Stated problem -> Copy out every record below, word for word.

Extracted data entries
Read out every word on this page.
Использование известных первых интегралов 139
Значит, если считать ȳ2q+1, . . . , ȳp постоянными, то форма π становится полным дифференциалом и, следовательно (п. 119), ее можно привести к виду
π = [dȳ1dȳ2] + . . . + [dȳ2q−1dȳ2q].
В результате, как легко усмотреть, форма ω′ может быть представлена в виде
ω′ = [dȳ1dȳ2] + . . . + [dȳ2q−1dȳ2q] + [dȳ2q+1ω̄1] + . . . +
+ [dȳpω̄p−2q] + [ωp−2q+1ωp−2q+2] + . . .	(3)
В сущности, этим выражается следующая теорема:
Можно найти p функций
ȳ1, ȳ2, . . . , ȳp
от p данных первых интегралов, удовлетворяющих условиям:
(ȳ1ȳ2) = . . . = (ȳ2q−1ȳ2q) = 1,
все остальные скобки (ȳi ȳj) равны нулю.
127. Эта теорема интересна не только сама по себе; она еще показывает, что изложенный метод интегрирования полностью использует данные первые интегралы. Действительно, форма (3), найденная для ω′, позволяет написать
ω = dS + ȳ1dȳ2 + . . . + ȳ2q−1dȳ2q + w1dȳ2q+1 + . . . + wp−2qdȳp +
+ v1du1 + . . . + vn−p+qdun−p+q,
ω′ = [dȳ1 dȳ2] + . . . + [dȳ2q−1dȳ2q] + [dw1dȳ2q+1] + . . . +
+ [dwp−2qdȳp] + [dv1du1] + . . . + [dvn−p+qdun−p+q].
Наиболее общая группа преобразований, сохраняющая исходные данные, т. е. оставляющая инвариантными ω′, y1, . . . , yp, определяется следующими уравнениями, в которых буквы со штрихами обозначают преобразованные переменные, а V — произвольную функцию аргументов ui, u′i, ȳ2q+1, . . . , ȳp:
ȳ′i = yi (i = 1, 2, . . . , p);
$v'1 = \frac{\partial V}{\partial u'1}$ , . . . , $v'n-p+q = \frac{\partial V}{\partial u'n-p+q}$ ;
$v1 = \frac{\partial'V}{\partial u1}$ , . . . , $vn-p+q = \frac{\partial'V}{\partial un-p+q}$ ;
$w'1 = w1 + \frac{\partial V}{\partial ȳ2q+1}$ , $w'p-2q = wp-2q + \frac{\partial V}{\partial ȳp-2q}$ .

Completed task ->
Read out every word on this page.
Использование известных первых интегралов 139
Значит, если считать ȳ2q+1, . . . , ȳp постоянными, то форма π становится полным дифференциалом и, следовательно (п. 119), ее можно привести к виду
π = [dȳ1dȳ2] + . . . + [dȳ2q−1dȳ2q].
В результате, как легко усмотреть, форма ω′ может быть представлена в виде
ω′ = [dȳ1dȳ2] + . . . + [dȳ2q−1dȳ2q] + [dȳ2q+1ω̄1] + . . . +
+ [dȳpω̄p−2q] + [ωp−2q+1ωp−2q+2] + . . .	(3)
В сущности, этим выражается следующая теорема:
Можно найти p функций
ȳ1, ȳ2, . . . , ȳp
от p данных первых интегралов, удовлетворяющих условиям:
(ȳ1ȳ2) = . . . = (ȳ2q−1ȳ2q) = 1,
все остальные скобки (ȳi ȳj) равны нулю.
127. Эта теорема интересна не только сама по себе; она еще показывает, что изложенный метод интегрирования полностью использует данные первые интегралы. Действительно, форма (3), найденная для ω′, позволяет написать
ω = dS + ȳ1dȳ2 + . . . + ȳ2q−1dȳ2q + w1dȳ2q+1 + . . . + wp−2qdȳp +
+ v1du1 + . . . + vn−p+qdun−p+q,
ω′ = [dȳ1 dȳ2] + . . . + [dȳ2q−1dȳ2q] + [dw1dȳ2q+1] + . . . +
+ [dwp−2qdȳp] + [dv1du1] + . . . + [dvn−p+qdun−p+q].
Наиболее общая группа преобразований, сохраняющая исходные данные, т. е. оставляющая инвариантными ω′, y1, . . . , yp, определяется следующими уравнениями, в которых буквы со штрихами обозначают преобразованные переменные, а V — произвольную функцию аргументов ui, u′i, ȳ2q+1, . . . , ȳp:
ȳ′i = yi (i = 1, 2, . . . , p);
$v'1 = \frac{\partial V}{\partial u'1}$ , . . . , $v'n-p+q = \frac{\partial V}{\partial u'n-p+q}$ ;
$v1 = \frac{\partial'V}{\partial u1}$ , . . . , $vn-p+q = \frac{\partial'V}{\partial un-p+q}$ ;
$w'1 = w1 + \frac{\partial V}{\partial ȳ2q+1}$ , $w'p-2q = wp-2q + \frac{\partial V}{\partial ȳp-2q}$ .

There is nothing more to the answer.